Problem: Only lines holding the word "dung" should be copied from the material.

Data entries:
* * *

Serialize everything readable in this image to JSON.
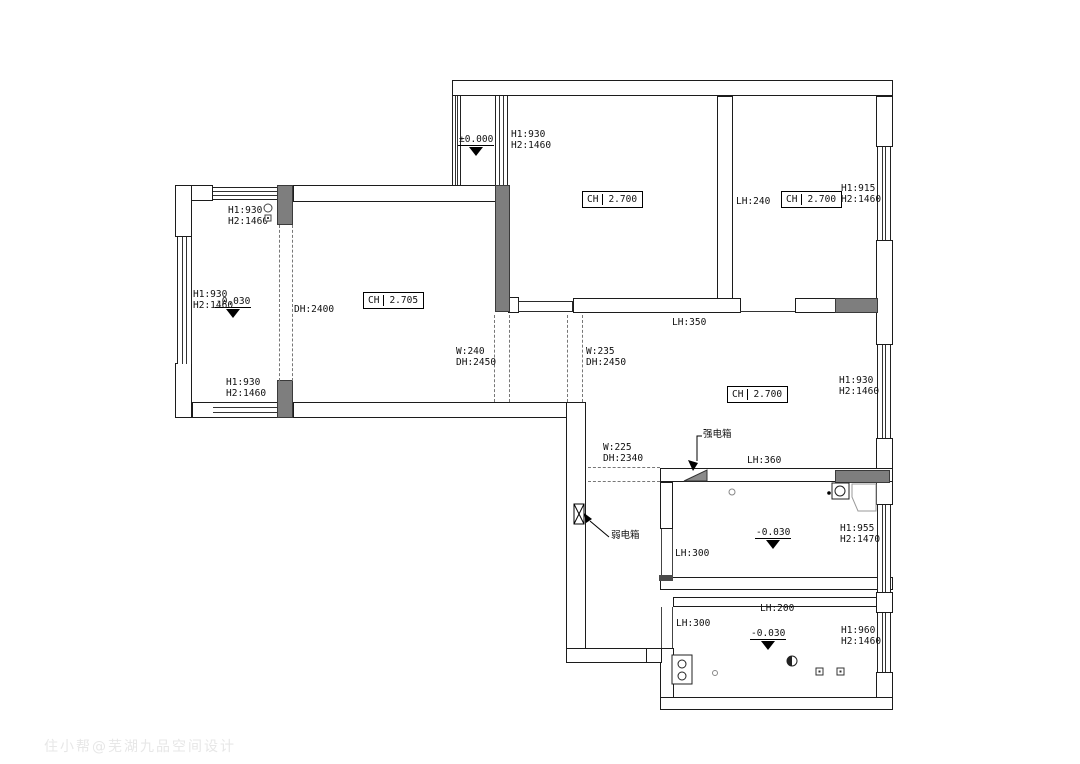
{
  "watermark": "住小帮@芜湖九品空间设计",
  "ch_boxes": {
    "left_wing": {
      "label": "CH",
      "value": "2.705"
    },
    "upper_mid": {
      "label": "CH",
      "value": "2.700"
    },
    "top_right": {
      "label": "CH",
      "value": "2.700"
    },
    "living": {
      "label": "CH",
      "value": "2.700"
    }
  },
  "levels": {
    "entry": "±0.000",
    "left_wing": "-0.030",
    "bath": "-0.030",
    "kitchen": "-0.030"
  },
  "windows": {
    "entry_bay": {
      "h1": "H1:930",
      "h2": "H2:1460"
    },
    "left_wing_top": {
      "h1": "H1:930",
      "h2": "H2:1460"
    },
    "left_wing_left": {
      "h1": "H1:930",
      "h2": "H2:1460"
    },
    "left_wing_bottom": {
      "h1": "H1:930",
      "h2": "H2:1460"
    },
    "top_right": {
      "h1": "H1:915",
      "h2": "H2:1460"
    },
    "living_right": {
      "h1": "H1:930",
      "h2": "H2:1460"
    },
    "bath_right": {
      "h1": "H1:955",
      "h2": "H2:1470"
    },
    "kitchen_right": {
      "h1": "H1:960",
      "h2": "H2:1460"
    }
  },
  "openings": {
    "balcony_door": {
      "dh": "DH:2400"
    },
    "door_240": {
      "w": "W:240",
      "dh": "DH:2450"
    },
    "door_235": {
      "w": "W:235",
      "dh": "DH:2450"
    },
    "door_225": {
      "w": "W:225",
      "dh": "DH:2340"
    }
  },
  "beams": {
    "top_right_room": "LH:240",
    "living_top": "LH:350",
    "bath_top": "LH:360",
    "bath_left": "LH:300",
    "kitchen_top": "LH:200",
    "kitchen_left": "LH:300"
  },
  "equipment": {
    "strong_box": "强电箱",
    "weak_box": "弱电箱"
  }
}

* * *

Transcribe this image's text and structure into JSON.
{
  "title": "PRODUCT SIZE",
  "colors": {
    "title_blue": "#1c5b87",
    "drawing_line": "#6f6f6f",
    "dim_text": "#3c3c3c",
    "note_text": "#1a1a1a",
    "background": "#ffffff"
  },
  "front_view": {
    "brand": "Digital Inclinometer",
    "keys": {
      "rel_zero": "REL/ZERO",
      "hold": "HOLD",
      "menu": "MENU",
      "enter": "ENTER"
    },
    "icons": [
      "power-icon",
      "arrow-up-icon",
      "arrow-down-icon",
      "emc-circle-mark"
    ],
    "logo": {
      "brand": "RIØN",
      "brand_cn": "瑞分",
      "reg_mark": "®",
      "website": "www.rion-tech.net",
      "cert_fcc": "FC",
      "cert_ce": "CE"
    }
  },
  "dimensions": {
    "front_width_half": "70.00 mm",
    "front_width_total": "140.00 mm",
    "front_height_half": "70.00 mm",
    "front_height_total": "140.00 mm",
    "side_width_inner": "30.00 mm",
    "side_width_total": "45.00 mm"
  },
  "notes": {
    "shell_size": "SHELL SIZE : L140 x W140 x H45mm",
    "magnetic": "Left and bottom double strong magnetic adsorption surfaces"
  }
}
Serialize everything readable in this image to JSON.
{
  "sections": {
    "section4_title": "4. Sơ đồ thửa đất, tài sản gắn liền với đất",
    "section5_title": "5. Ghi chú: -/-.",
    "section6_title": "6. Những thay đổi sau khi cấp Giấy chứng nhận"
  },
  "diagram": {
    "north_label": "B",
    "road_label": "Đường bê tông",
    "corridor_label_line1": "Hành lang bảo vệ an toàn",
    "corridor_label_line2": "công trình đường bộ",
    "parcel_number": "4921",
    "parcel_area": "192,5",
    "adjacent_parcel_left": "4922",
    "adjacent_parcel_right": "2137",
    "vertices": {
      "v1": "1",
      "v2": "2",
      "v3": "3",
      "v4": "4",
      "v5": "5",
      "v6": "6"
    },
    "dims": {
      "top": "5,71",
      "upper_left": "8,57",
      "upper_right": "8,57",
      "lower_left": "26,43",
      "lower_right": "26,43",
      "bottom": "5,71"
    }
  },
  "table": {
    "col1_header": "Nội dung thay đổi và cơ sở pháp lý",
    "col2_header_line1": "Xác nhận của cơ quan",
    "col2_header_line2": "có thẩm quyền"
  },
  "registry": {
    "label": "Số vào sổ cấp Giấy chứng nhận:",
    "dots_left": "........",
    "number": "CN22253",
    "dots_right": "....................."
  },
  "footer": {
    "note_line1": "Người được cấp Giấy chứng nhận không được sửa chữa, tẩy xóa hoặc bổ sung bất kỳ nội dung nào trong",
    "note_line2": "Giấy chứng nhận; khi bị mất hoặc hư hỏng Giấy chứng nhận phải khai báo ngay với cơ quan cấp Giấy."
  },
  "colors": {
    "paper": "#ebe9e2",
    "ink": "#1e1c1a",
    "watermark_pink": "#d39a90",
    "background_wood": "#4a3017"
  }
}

* * *

Solution for this task:
    "col1_header": "Nội dung thay đổi và cơ sở pháp lý",
    "note_line1": "Người được cấp Giấy chứng nhận không được sửa chữa, tẩy xóa hoặc bổ sung bất kỳ nội dung nào trong",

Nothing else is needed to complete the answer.